• _Provided passage_
● ● ● ●
Janet M. LaRue

Same-sex “marriage” advocates condemned the “scare tactics” of those who sounded the alarm regarding the threat that Lawrence posed to state marriage laws, including polygamy. The Lawrence bomblets began detonating and continue.

Less than five months after Lawrence, the Massachusetts Supreme Judicial Court ordered the State Legislature to allow homosexuals to marry, favorably citing Lawrence. The court reasoned:

“The history of constitutional law ‘is the story of the extension of constitutional rights and protections to people once ignored or excluded.’ … This statement is true in the area of civil marriage as in any other area of civil rights. … As a public institution and a right of fundamental importance, civil marriage is an evolving paradigm.” Goodridge v. Department of Public Health (Mass. 2003).

Polygamists are pushing the paradigm by arguing that if Heather can have two mommies, why not two mommies and a daddy? And come to think about it, aren’t two mommies and a daddy “better” than no mommy or no daddy?

A Utah husband and wife filed suit after being denied a marriage license for an additional wife. They argued that the Lawrence decision should be read to require Utah to permit polygamous marriage. The district court disagreed:

Giving the required deference to the Supreme Court’s own stated limitations of its Lawrence holding, this court cannot hold that Lawrence can be read to require the State of Utah to give formal recognition to a public relationship of a polygamous marriage. Contrary to Plaintiffs’ assertion, the laws in question here do not preclude their private sexual conduct. They do preclude the State of Utah from recognizing the marriage of Plaintiff G. Lee Cook to Plaintiff J. Branson as a valid marriage under the laws of the State of Utah. Bronson v. Swenson (D. Utah 2005).

The court, however, noted the tendency for laws to “evolve”: “Plaintiffs refer to the dissent of Justice Scalia in Lawrence, where he contends that the majority’s ruling will call into question state laws against bigamy, among other statutes that are based upon moral choices. … That is likely to be true.”

The case is now before the U.S. Court of Appeals for the Tenth Circuit. The Goodridge majority took it upon themselves to redefine common law marriage yet, arbitrarily limited its new definition to two persons: “We construe civil marriage to mean the voluntary union of two persons as spouses to the exclusion of all others.”

The three dissenting justices in Goodridge argued that the Commonwealth’s marriage laws were gender neutral and did not discriminate on the basis of sexual orientation. Justice Spina wrote:

The marriage statutes do not disqualify individuals on the basis of sexual orientation from entering into marriage. All individuals, with certain exceptions not relevant here, are free to marry. Whether an individual chooses not to marry because of sexual orientation or any other reason should be of no concern to the court.”
● ● ● ●
• _Record excerpts_
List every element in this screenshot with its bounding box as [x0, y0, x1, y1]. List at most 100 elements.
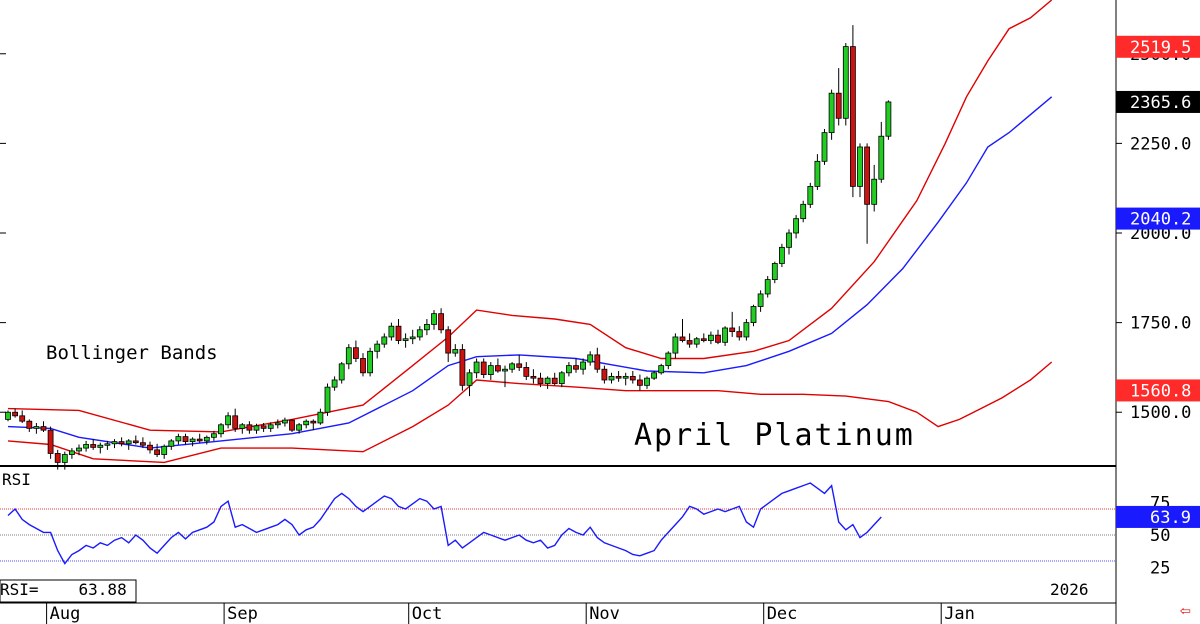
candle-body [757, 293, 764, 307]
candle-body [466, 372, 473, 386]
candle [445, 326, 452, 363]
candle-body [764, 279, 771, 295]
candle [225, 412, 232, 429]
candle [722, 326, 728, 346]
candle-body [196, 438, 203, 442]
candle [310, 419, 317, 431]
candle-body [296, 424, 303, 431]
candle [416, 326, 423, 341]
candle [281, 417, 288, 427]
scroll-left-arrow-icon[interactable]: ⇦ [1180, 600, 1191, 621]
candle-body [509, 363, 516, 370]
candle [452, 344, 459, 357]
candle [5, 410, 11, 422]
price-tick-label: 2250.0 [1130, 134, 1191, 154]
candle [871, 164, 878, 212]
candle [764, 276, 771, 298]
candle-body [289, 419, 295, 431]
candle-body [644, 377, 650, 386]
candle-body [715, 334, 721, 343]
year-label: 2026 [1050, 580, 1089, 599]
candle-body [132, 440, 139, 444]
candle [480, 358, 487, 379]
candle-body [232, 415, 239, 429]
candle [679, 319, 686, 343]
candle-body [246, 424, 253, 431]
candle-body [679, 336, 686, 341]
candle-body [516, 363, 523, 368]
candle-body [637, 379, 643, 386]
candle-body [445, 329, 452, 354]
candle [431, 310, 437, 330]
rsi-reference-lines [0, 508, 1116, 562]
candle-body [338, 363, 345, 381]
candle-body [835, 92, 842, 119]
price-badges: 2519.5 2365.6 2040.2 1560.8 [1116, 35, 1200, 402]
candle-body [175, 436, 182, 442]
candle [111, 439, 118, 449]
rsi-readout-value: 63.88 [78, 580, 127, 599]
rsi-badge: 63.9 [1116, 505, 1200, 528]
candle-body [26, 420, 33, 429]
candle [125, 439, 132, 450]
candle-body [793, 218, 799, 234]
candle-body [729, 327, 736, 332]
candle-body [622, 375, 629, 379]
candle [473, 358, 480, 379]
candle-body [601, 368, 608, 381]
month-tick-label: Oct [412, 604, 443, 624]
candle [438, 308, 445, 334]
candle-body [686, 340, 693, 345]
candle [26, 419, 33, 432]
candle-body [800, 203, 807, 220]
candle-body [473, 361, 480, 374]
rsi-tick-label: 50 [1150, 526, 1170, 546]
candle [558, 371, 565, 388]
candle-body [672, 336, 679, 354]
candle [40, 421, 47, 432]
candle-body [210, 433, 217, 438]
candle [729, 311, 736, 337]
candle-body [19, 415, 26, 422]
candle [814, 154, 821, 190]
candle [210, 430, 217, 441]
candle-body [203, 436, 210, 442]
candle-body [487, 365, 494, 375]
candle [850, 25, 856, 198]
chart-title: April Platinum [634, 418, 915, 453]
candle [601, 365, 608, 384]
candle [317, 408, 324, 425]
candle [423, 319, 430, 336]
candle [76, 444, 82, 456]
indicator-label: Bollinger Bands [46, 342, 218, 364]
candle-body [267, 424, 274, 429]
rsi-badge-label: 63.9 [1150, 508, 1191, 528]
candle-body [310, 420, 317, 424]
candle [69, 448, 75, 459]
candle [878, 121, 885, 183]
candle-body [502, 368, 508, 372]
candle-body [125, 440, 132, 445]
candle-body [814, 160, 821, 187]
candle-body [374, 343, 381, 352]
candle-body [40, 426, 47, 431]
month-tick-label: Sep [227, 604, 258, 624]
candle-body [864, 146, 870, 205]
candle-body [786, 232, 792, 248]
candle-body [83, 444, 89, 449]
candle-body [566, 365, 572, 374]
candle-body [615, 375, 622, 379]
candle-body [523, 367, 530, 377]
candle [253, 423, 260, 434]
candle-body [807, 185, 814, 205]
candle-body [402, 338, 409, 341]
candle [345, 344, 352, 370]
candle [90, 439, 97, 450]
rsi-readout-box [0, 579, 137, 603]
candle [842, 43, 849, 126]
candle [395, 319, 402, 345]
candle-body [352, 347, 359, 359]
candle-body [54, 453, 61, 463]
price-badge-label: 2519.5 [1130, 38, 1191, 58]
● ● ● ●
• _Given exercise 1_
Reproduce the stretch of the Lawrence article from "Polygamists are pushing" through "or no daddy?".
• _Given exercise 2_
According to the Lawrence article, what were the Utah husband and wife denied that led them to file suit?

• _Task response 1_
Polygamists are pushing the paradigm by arguing that if Heather can have two mommies, why not two mommies and a daddy? And come to think about it, aren’t two mommies and a daddy “better” than no mommy or no daddy?

• _Task response 2_
A marriage license for an additional wife.